TASK TO CARRY OUT
Search the entries below. Return every line that has "text" in it.

RECORDS TO PROCESS
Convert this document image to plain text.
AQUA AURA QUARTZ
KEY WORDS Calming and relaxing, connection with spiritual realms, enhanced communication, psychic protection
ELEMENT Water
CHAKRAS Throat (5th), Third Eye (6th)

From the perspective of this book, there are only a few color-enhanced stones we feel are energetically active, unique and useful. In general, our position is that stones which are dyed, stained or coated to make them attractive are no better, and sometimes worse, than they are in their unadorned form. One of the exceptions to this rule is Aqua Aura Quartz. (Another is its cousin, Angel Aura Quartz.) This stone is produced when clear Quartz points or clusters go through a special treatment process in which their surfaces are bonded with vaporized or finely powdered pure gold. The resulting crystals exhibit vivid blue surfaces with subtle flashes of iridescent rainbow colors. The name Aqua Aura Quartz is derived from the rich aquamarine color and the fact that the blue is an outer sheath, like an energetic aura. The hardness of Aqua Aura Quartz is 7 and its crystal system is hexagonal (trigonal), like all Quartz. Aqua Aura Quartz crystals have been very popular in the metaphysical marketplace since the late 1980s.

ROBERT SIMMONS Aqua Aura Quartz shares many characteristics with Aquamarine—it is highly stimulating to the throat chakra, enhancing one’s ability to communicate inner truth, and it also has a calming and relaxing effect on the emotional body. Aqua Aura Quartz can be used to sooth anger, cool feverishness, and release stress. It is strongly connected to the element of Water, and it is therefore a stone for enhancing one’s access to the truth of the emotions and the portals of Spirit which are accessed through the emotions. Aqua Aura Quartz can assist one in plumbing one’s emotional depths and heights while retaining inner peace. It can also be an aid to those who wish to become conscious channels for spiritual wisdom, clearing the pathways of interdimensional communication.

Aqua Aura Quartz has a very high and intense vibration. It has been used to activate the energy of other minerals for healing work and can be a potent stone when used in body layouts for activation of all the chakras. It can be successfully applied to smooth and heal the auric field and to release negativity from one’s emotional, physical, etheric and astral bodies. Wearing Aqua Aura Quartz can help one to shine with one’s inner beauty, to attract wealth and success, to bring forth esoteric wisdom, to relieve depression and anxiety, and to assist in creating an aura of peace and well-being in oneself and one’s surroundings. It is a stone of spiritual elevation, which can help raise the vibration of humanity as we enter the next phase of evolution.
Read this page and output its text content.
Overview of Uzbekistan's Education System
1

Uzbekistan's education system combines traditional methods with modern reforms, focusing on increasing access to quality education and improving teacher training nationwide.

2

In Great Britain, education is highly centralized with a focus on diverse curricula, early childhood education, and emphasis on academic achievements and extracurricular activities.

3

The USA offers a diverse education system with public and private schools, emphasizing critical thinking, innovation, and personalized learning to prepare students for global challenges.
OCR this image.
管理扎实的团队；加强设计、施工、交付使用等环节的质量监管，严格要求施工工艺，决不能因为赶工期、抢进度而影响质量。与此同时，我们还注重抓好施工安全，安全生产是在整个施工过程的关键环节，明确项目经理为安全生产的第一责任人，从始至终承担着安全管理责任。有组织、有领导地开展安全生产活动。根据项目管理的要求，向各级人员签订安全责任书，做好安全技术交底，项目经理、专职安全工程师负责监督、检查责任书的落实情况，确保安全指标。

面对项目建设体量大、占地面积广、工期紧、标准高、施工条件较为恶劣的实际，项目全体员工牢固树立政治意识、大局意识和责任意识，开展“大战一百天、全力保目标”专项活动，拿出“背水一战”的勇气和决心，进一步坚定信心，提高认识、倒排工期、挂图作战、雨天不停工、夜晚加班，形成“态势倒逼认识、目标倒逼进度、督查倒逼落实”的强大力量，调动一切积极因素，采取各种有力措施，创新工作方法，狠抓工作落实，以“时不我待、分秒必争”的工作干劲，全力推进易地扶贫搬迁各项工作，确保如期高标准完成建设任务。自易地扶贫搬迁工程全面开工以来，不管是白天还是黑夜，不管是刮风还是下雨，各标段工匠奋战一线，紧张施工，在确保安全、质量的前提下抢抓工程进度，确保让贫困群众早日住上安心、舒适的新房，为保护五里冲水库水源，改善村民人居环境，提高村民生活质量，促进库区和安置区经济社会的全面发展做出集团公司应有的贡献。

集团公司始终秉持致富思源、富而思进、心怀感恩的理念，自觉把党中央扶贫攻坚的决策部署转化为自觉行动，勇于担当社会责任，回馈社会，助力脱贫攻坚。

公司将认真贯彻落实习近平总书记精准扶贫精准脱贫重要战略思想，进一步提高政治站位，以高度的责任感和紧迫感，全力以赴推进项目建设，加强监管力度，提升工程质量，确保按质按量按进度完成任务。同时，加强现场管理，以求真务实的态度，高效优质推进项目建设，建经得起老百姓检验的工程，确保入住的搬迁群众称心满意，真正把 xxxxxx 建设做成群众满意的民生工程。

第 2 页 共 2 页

ANSWER FOR THIS EXERCISE
Convert this document image to plain text.
Read this page and output its text content.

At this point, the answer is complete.